**Objective**:
Transcribe the lines exactly, beginning with the one that contains "Output a JSON" and ending with the final line of the records. Do not transcribe pictures.

**Data records**:
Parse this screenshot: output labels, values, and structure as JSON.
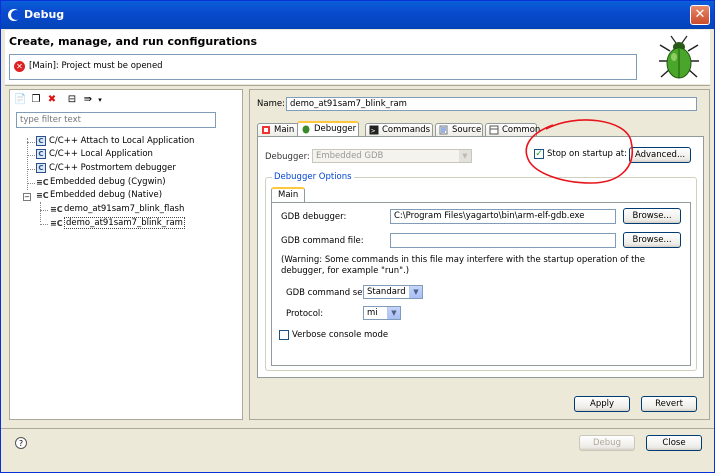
{
  "window": {
    "title": "Debug"
  },
  "header": {
    "heading": "Create, manage, and run configurations",
    "message": "[Main]: Project must be opened"
  },
  "left": {
    "filter_placeholder": "type filter text",
    "tree": [
      {
        "label": "C/C++ Attach to Local Application"
      },
      {
        "label": "C/C++ Local Application"
      },
      {
        "label": "C/C++ Postmortem debugger"
      },
      {
        "label": "Embedded debug (Cygwin)"
      },
      {
        "label": "Embedded debug (Native)"
      },
      {
        "label": "demo_at91sam7_blink_flash"
      },
      {
        "label": "demo_at91sam7_blink_ram"
      }
    ]
  },
  "right": {
    "name_label": "Name:",
    "name_value": "demo_at91sam7_blink_ram",
    "tabs": [
      {
        "label": "Main"
      },
      {
        "label": "Debugger"
      },
      {
        "label": "Commands"
      },
      {
        "label": "Source"
      },
      {
        "label": "Common"
      }
    ],
    "debugger_label": "Debugger:",
    "debugger_value": "Embedded GDB",
    "stop_on_startup_label": "Stop on startup at:",
    "advanced_label": "Advanced...",
    "options_title": "Debugger Options",
    "inner_tab": "Main",
    "gdb_debugger_label": "GDB debugger:",
    "gdb_debugger_value": "C:\\Program Files\\yagarto\\bin\\arm-elf-gdb.exe",
    "browse_label": "Browse...",
    "gdb_command_file_label": "GDB command file:",
    "gdb_command_file_value": "",
    "warning": "(Warning: Some commands in this file may interfere with the startup operation of the debugger, for example \"run\".)",
    "command_set_label": "GDB command set:",
    "command_set_value": "Standard",
    "protocol_label": "Protocol:",
    "protocol_value": "mi",
    "verbose_label": "Verbose console mode",
    "apply_label": "Apply",
    "revert_label": "Revert"
  },
  "footer": {
    "debug_label": "Debug",
    "close_label": "Close"
  },
  "colors": {
    "titlebar": "#0a4bcf",
    "annotation": "#e8141b",
    "active_tab_accent": "#ffc83c"
  }
}
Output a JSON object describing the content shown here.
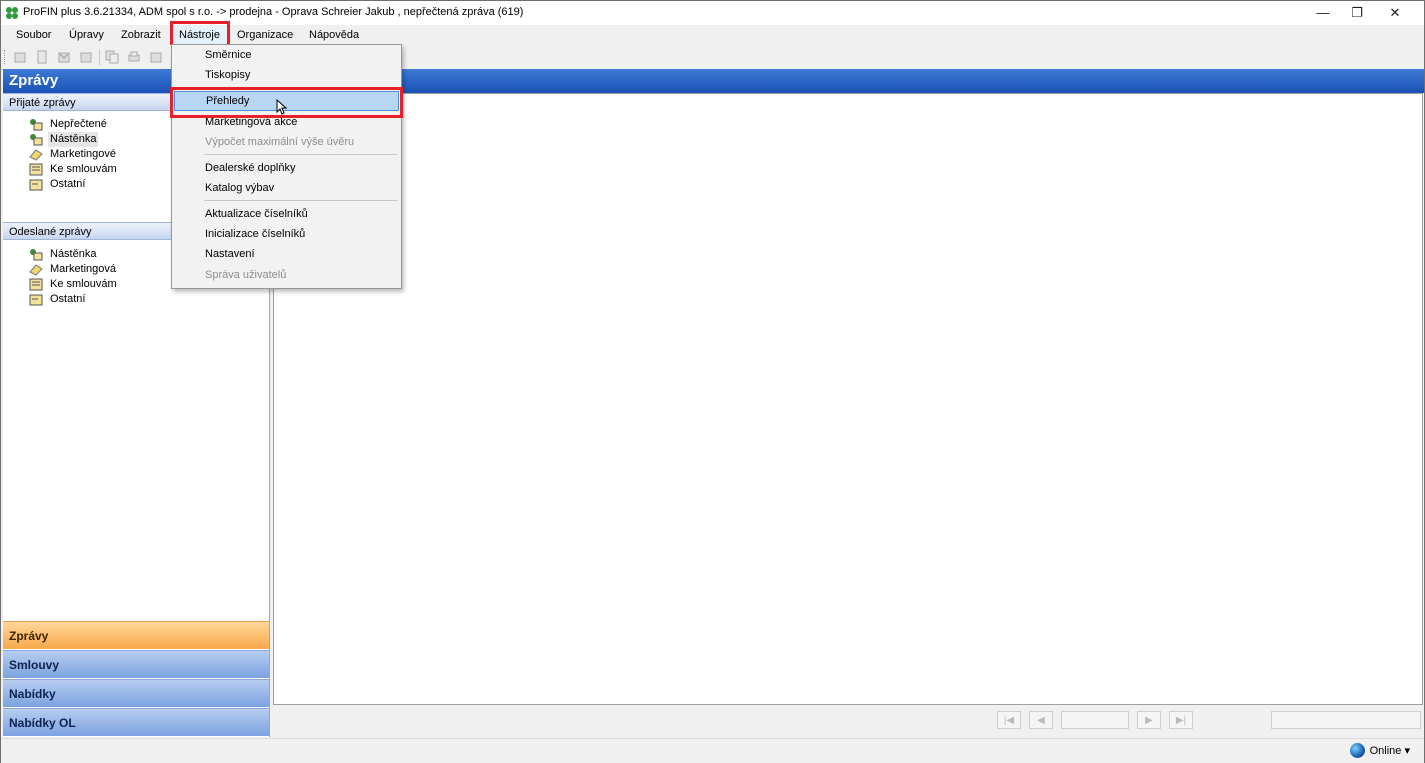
{
  "window": {
    "title": "ProFIN plus 3.6.21334, ADM spol s r.o. -> prodejna - Oprava Schreier Jakub , nepřečtená zpráva (619)",
    "minimize_glyph": "—",
    "maximize_glyph": "❐",
    "close_glyph": "✕"
  },
  "menubar": {
    "items": [
      "Soubor",
      "Úpravy",
      "Zobrazit",
      "Nástroje",
      "Organizace",
      "Nápověda"
    ],
    "active": "Nástroje"
  },
  "dropdown": {
    "items": [
      {
        "label": "Směrnice",
        "disabled": false
      },
      {
        "label": "Tiskopisy",
        "disabled": false
      },
      {
        "label": "Přehledy",
        "disabled": false,
        "highlighted": true
      },
      {
        "label": "Marketingová akce",
        "disabled": false
      },
      {
        "label": "Výpočet maximální výše úvěru",
        "disabled": true
      },
      {
        "label": "Dealerské doplňky",
        "disabled": false
      },
      {
        "label": "Katalog výbav",
        "disabled": false
      },
      {
        "label": "Aktualizace číselníků",
        "disabled": false
      },
      {
        "label": "Inicializace číselníků",
        "disabled": false
      },
      {
        "label": "Nastavení",
        "disabled": false
      },
      {
        "label": "Správa uživatelů",
        "disabled": true
      }
    ]
  },
  "left_pane": {
    "title": "Zprávy",
    "received": {
      "header": "Přijaté zprávy",
      "items": [
        "Nepřečtené",
        "Nástěnka",
        "Marketingové",
        "Ke smlouvám",
        "Ostatní"
      ],
      "selected": "Nástěnka"
    },
    "sent": {
      "header": "Odeslané zprávy",
      "items": [
        "Nástěnka",
        "Marketingová",
        "Ke smlouvám",
        "Ostatní"
      ]
    },
    "nav_buttons": [
      "Zprávy",
      "Smlouvy",
      "Nabídky",
      "Nabídky OL"
    ],
    "active_nav": "Zprávy"
  },
  "pager": {
    "first": "|◀",
    "prev": "◀",
    "next": "▶",
    "last": "▶|"
  },
  "status": {
    "online_label": "Online ▾"
  },
  "colors": {
    "highlight_box": "#e8202a",
    "header_blue": "#1b52b4",
    "active_nav_orange": "#f7a84a"
  }
}
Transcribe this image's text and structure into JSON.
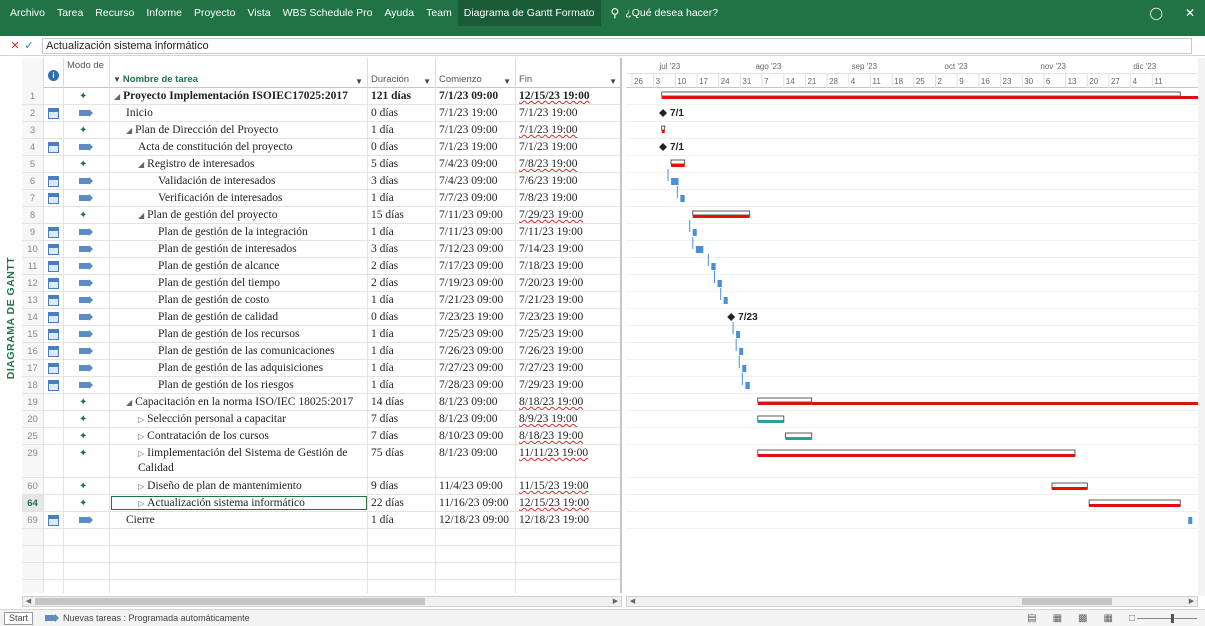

**Correct response**:
Output a JSON object describing the content shown here.
{
  "window": {
    "title": "ProFIN plus 3.6.21334, ADM spol s r.o. -> prodejna - Oprava Schreier Jakub , nepřečtená zpráva (619)",
    "minimize_glyph": "—",
    "maximize_glyph": "❐",
    "close_glyph": "✕"
  },
  "menubar": {
    "items": [
      "Soubor",
      "Úpravy",
      "Zobrazit",
      "Nástroje",
      "Organizace",
      "Nápověda"
    ],
    "active": "Nástroje"
  },
  "dropdown": {
    "items": [
      {
        "label": "Směrnice",
        "disabled": false
      },
      {
        "label": "Tiskopisy",
        "disabled": false
      },
      {
        "label": "Přehledy",
        "disabled": false,
        "highlighted": true
      },
      {
        "label": "Marketingová akce",
        "disabled": false
      },
      {
        "label": "Výpočet maximální výše úvěru",
        "disabled": true
      },
      {
        "label": "Dealerské doplňky",
        "disabled": false
      },
      {
        "label": "Katalog výbav",
        "disabled": false
      },
      {
        "label": "Aktualizace číselníků",
        "disabled": false
      },
      {
        "label": "Inicializace číselníků",
        "disabled": false
      },
      {
        "label": "Nastavení",
        "disabled": false
      },
      {
        "label": "Správa uživatelů",
        "disabled": true
      }
    ]
  },
  "left_pane": {
    "title": "Zprávy",
    "received": {
      "header": "Přijaté zprávy",
      "items": [
        "Nepřečtené",
        "Nástěnka",
        "Marketingové",
        "Ke smlouvám",
        "Ostatní"
      ],
      "selected": "Nástěnka"
    },
    "sent": {
      "header": "Odeslané zprávy",
      "items": [
        "Nástěnka",
        "Marketingová",
        "Ke smlouvám",
        "Ostatní"
      ]
    },
    "nav_buttons": [
      "Zprávy",
      "Smlouvy",
      "Nabídky",
      "Nabídky OL"
    ],
    "active_nav": "Zprávy"
  },
  "pager": {
    "first": "|◀",
    "prev": "◀",
    "next": "▶",
    "last": "▶|"
  },
  "status": {
    "online_label": "Online ▾"
  },
  "colors": {
    "highlight_box": "#e8202a",
    "header_blue": "#1b52b4",
    "active_nav_orange": "#f7a84a"
  }
}
Transcribe this image's text and structure into JSON.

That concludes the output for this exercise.